Problem details: Repeat each entry word for word. Leave any images out of the copy.

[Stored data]
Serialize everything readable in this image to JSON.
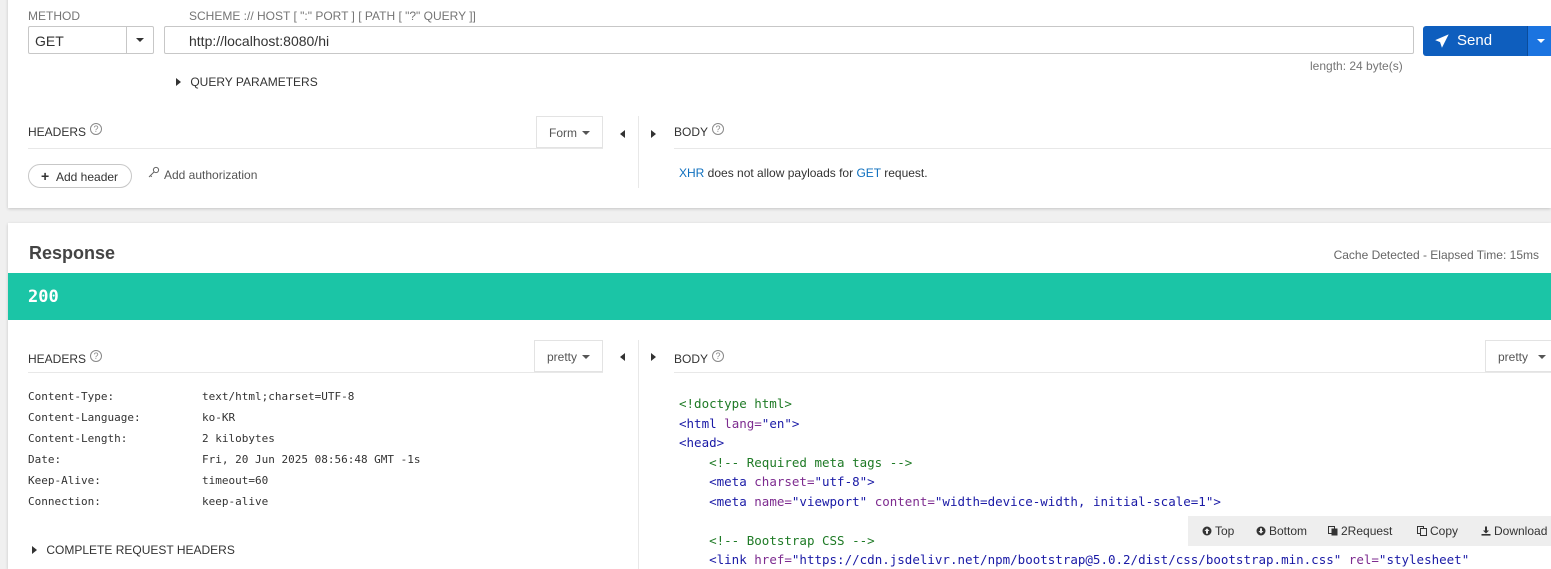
{
  "request": {
    "method_label": "METHOD",
    "method_value": "GET",
    "scheme_label": "SCHEME :// HOST [ \":\" PORT ] [ PATH [ \"?\" QUERY ]]",
    "url_value": "http://localhost:8080/hi",
    "send_label": "Send",
    "length_text": "length: 24 byte(s)",
    "query_params_label": "QUERY PARAMETERS",
    "headers_label": "HEADERS",
    "headers_format": "Form",
    "add_header_label": "Add header",
    "add_authorization_label": "Add authorization",
    "body_label": "BODY",
    "body_msg": {
      "part1": "XHR",
      "part2": " does not allow payloads for ",
      "part3": "GET",
      "part4": " request."
    }
  },
  "response": {
    "title": "Response",
    "meta": "Cache Detected - Elapsed Time: 15ms",
    "status_code": "200",
    "headers_label": "HEADERS",
    "headers_format": "pretty",
    "body_label": "BODY",
    "body_format": "pretty",
    "headers": [
      {
        "key": "Content-Type:",
        "value": "text/html;charset=UTF-8"
      },
      {
        "key": "Content-Language:",
        "value": "ko-KR"
      },
      {
        "key": "Content-Length:",
        "value": "2 kilobytes"
      },
      {
        "key": "Date:",
        "value": "Fri, 20 Jun 2025 08:56:48 GMT -1s"
      },
      {
        "key": "Keep-Alive:",
        "value": "timeout=60"
      },
      {
        "key": "Connection:",
        "value": "keep-alive"
      }
    ],
    "complete_headers_label": "COMPLETE REQUEST HEADERS",
    "code": {
      "l1": "<!doctype html>",
      "l2_tag": "<html",
      "l2_attr": " lang=",
      "l2_str": "\"en\"",
      "l2_end": ">",
      "l3": "<head>",
      "l4": "<!-- Required meta tags -->",
      "l5_tag": "<meta",
      "l5_attr": " charset=",
      "l5_str": "\"utf-8\"",
      "l5_end": ">",
      "l6_tag": "<meta",
      "l6_attr1": " name=",
      "l6_str1": "\"viewport\"",
      "l6_attr2": " content=",
      "l6_str2": "\"width=device-width, initial-scale=1\"",
      "l6_end": ">",
      "l8": "<!-- Bootstrap CSS -->",
      "l9_tag": "<link",
      "l9_attr1": " href=",
      "l9_str1": "\"https://cdn.jsdelivr.net/npm/bootstrap@5.0.2/dist/css/bootstrap.min.css\"",
      "l9_attr2": " rel=",
      "l9_str2": "\"stylesheet\""
    },
    "toolbar": {
      "top": "Top",
      "bottom": "Bottom",
      "to_request": "2Request",
      "copy": "Copy",
      "download": "Download"
    }
  },
  "colors": {
    "send_button": "#0e5ebe",
    "status_bar": "#1bc5a6",
    "link": "#0e6fbe"
  }
}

Solution for this problem:
Serialize everything readable in this image to JSON.
{
  "request": {
    "method_label": "METHOD",
    "method_value": "GET",
    "scheme_label": "SCHEME :// HOST [ \":\" PORT ] [ PATH [ \"?\" QUERY ]]",
    "url_value": "http://localhost:8080/hi",
    "send_label": "Send",
    "length_text": "length: 24 byte(s)",
    "query_params_label": "QUERY PARAMETERS",
    "headers_label": "HEADERS",
    "headers_format": "Form",
    "add_header_label": "Add header",
    "add_authorization_label": "Add authorization",
    "body_label": "BODY",
    "body_msg": {
      "part1": "XHR",
      "part2": " does not allow payloads for ",
      "part3": "GET",
      "part4": " request."
    }
  },
  "response": {
    "title": "Response",
    "meta": "Cache Detected - Elapsed Time: 15ms",
    "status_code": "200",
    "headers_label": "HEADERS",
    "headers_format": "pretty",
    "body_label": "BODY",
    "body_format": "pretty",
    "headers": [
      {
        "key": "Content-Type:",
        "value": "text/html;charset=UTF-8"
      },
      {
        "key": "Content-Language:",
        "value": "ko-KR"
      },
      {
        "key": "Content-Length:",
        "value": "2 kilobytes"
      },
      {
        "key": "Date:",
        "value": "Fri, 20 Jun 2025 08:56:48 GMT -1s"
      },
      {
        "key": "Keep-Alive:",
        "value": "timeout=60"
      },
      {
        "key": "Connection:",
        "value": "keep-alive"
      }
    ],
    "complete_headers_label": "COMPLETE REQUEST HEADERS",
    "code": {
      "l1": "<!doctype html>",
      "l2_tag": "<html",
      "l2_attr": " lang=",
      "l2_str": "\"en\"",
      "l2_end": ">",
      "l3": "<head>",
      "l4": "<!-- Required meta tags -->",
      "l5_tag": "<meta",
      "l5_attr": " charset=",
      "l5_str": "\"utf-8\"",
      "l5_end": ">",
      "l6_tag": "<meta",
      "l6_attr1": " name=",
      "l6_str1": "\"viewport\"",
      "l6_attr2": " content=",
      "l6_str2": "\"width=device-width, initial-scale=1\"",
      "l6_end": ">",
      "l8": "<!-- Bootstrap CSS -->",
      "l9_tag": "<link",
      "l9_attr1": " href=",
      "l9_str1": "\"https://cdn.jsdelivr.net/npm/bootstrap@5.0.2/dist/css/bootstrap.min.css\"",
      "l9_attr2": " rel=",
      "l9_str2": "\"stylesheet\""
    },
    "toolbar": {
      "top": "Top",
      "bottom": "Bottom",
      "to_request": "2Request",
      "copy": "Copy",
      "download": "Download"
    }
  },
  "colors": {
    "send_button": "#0e5ebe",
    "status_bar": "#1bc5a6",
    "link": "#0e6fbe"
  }
}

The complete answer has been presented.